● **Directions**
Transcribe the records below exactly, leaving out any pictures.

** Start Raw records **

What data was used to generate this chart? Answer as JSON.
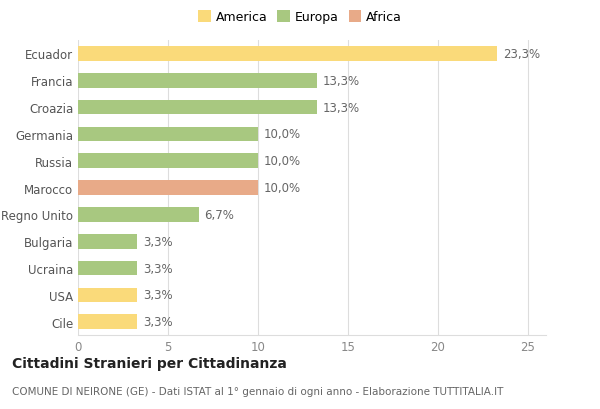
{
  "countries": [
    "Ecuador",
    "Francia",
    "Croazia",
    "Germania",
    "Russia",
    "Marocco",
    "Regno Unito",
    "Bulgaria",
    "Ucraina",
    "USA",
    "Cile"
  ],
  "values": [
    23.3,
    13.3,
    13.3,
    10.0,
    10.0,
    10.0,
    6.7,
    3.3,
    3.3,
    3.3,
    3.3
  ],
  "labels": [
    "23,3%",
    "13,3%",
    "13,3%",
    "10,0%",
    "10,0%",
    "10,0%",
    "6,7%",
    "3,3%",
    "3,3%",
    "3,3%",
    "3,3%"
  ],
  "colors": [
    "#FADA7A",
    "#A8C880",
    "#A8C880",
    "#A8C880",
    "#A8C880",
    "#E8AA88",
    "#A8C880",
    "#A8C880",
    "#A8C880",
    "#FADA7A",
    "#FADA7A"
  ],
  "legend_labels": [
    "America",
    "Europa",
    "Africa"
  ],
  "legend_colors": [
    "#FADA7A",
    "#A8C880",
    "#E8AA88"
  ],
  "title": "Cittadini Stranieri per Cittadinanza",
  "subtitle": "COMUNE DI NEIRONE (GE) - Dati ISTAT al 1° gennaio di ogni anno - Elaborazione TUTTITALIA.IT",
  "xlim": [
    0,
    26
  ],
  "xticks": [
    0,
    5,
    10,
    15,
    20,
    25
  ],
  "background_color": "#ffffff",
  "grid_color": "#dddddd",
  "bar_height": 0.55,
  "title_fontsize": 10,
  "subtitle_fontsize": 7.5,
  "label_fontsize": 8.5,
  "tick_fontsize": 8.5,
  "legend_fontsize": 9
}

** End Raw records **

● **Final answer**
What data was used to generate this chart? Answer as JSON.
{
  "countries": [
    "Ecuador",
    "Francia",
    "Croazia",
    "Germania",
    "Russia",
    "Marocco",
    "Regno Unito",
    "Bulgaria",
    "Ucraina",
    "USA",
    "Cile"
  ],
  "values": [
    23.3,
    13.3,
    13.3,
    10.0,
    10.0,
    10.0,
    6.7,
    3.3,
    3.3,
    3.3,
    3.3
  ],
  "labels": [
    "23,3%",
    "13,3%",
    "13,3%",
    "10,0%",
    "10,0%",
    "10,0%",
    "6,7%",
    "3,3%",
    "3,3%",
    "3,3%",
    "3,3%"
  ],
  "colors": [
    "#FADA7A",
    "#A8C880",
    "#A8C880",
    "#A8C880",
    "#A8C880",
    "#E8AA88",
    "#A8C880",
    "#A8C880",
    "#A8C880",
    "#FADA7A",
    "#FADA7A"
  ],
  "legend_labels": [
    "America",
    "Europa",
    "Africa"
  ],
  "legend_colors": [
    "#FADA7A",
    "#A8C880",
    "#E8AA88"
  ],
  "title": "Cittadini Stranieri per Cittadinanza",
  "subtitle": "COMUNE DI NEIRONE (GE) - Dati ISTAT al 1° gennaio di ogni anno - Elaborazione TUTTITALIA.IT",
  "xlim": [
    0,
    26
  ],
  "xticks": [
    0,
    5,
    10,
    15,
    20,
    25
  ],
  "background_color": "#ffffff",
  "grid_color": "#dddddd",
  "bar_height": 0.55,
  "title_fontsize": 10,
  "subtitle_fontsize": 7.5,
  "label_fontsize": 8.5,
  "tick_fontsize": 8.5,
  "legend_fontsize": 9
}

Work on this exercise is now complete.